Bars represent the percentage of correct reponses for each sea lion across the six pointing cues used in Study 1: Point and Gaze (PG), Point (P), Cross-body point (C), Elbow point (E), Gaze (G), and Foot point (F). The cues were presented in a predetermined semi-random order (14 trials per cue for each subject). Curves represent their mean latencies (starting when the caretaker began to produce the cue and ending when the subject touched the Frisbee). Dotted lines represent chance level (50 %). *p ≤ .05, **p ≤ .01, ***p ≤ .001, binomial tests.

Table 1 Number of correct trials in the first and second half of the trials (seven trials each) for Study 1, and in the first and last ten-trial blocks for Studies 2–3, and response in the very first trial (underlined value: correct; non-underlined value: incorrect), across conditions for each subject (Santo, Smack, Gonzo, Kaï).

Latencies (Fig. 2) were shorter with PG, P, and C than with the less conspicuous cues (G, E, and F). Santo's latencies were significantly longer with F compared to all pointing gestures involving the arm; with E versus PG and C; and with F versus PG and P (permutation tests: ps < .05 in all cases). Smack's latencies were longer with G than PG, P, C, and E (p < .05 for C, ps < .01 for the others). It took Gonzo longer to choose with G versus PG, P (ps < .05) and F (p < .01). It took Kaï longer with F compared to PG, P and C (ps < .01). During these intervals, the sea lions typically stayed at their starting place, or moved very slowly, making gaze alternations between the caretaker and the Frisbees. As their performances show, the sea lions were able to interpret variations of the pointing gesture correctly, but sometimes hesitated and waited for cue repetition before acting.

Study 2

Methods

Subjects

Subjects included three of the four previous participants: Santo, Smack, and Gonzo.

Procedure

The general procedure was the same as in Study 1, except that instead of two targets, there were four. We used a similar design to that of Morissette et al. (1995) and Lakatos et al. (2011). Four identical Frisbees were placed in front of the caretaker in such a way that the distances between each Frisbee and the tested subject were the same (approximately 1.5 m). In the starting position, the caretaker stood behind the two inner Frisbees (hereafter called “proximal” targets), while the subject faced him behind the two outer (“distal”) targets. Consequently, the targets lay along the same visual line, and pointing gestures towards distal and proximal targets differed by the angle of the caretaker’s arm (50° and 20°, respectively). Thus, even when the caretaker pointed to a distal target, his/her pointing finger was actually closer to the proximal target located on the same side (respectively 1.50 m and 0.90 m) (Fig. 3a). Each Frisbee was pointed to an equal number of times, in a semi-random order, with a total of 60 trials per subject.

**DATA ENTRIES:**
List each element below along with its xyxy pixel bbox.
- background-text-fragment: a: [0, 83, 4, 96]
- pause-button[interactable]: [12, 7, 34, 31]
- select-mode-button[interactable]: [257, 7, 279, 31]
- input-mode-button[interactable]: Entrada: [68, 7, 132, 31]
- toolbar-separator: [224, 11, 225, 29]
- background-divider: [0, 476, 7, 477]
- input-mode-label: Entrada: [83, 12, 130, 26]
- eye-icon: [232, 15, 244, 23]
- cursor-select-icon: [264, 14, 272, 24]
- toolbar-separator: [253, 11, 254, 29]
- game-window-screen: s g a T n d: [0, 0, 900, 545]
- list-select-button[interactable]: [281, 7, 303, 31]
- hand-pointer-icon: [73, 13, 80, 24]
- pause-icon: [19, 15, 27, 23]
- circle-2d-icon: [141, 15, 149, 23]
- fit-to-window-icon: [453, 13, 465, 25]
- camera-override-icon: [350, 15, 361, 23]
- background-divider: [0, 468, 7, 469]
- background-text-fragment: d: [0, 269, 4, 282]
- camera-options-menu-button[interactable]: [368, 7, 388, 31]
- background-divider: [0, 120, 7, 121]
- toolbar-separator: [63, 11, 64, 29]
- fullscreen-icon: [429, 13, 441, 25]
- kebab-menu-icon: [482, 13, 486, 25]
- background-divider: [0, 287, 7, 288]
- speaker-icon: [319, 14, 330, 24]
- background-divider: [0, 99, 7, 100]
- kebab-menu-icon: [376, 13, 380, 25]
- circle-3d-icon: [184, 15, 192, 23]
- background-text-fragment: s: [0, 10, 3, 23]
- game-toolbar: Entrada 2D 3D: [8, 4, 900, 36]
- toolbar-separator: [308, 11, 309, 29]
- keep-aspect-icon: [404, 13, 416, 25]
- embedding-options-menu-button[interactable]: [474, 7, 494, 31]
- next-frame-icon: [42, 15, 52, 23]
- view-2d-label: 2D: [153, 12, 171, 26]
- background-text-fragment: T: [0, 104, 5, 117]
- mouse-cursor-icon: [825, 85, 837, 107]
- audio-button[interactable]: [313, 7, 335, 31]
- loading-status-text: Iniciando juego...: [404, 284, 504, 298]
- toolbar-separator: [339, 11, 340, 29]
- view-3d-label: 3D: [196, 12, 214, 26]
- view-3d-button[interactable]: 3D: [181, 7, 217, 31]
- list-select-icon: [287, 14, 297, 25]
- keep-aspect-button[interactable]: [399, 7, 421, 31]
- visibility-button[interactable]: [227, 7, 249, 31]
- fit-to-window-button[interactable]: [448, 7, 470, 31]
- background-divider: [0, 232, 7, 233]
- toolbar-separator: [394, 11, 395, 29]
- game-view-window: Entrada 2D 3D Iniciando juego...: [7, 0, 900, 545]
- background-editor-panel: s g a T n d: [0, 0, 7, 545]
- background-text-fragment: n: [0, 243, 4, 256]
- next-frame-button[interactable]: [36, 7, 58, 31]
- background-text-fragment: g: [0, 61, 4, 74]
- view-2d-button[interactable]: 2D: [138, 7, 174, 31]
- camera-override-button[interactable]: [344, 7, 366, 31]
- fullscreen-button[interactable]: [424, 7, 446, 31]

**GIVEN INSTRUCTION 1:**
Repeat the sea lion pointing passage, starting with "Latencies (Fig. 2) were" and going on through "repetition before acting.".
**GIVEN INSTRUCTION 2:**
In the sea lion pointing passage, how many trials did each subject receive in Study 2?
The entries have nothing to do with this.

**CORRECT RESULT 1:**
Latencies (Fig. 2) were shorter with PG, P, and C than with the less conspicuous cues (G, E, and F). Santo's latencies were significantly longer with F compared to all pointing gestures involving the arm; with E versus PG and C; and with F versus PG and P (permutation tests: ps < .05 in all cases). Smack's latencies were longer with G than PG, P, C, and E (p < .05 for C, ps < .01 for the others). It took Gonzo longer to choose with G versus PG, P (ps < .05) and F (p < .01). It took Kaï longer with F compared to PG, P and C (ps < .01). During these intervals, the sea lions typically stayed at their starting place, or moved very slowly, making gaze alternations between the caretaker and the Frisbees. As their performances show, the sea lions were able to interpret variations of the pointing gesture correctly, but sometimes hesitated and waited for cue repetition before acting.

**CORRECT RESULT 2:**
60 trials per subject.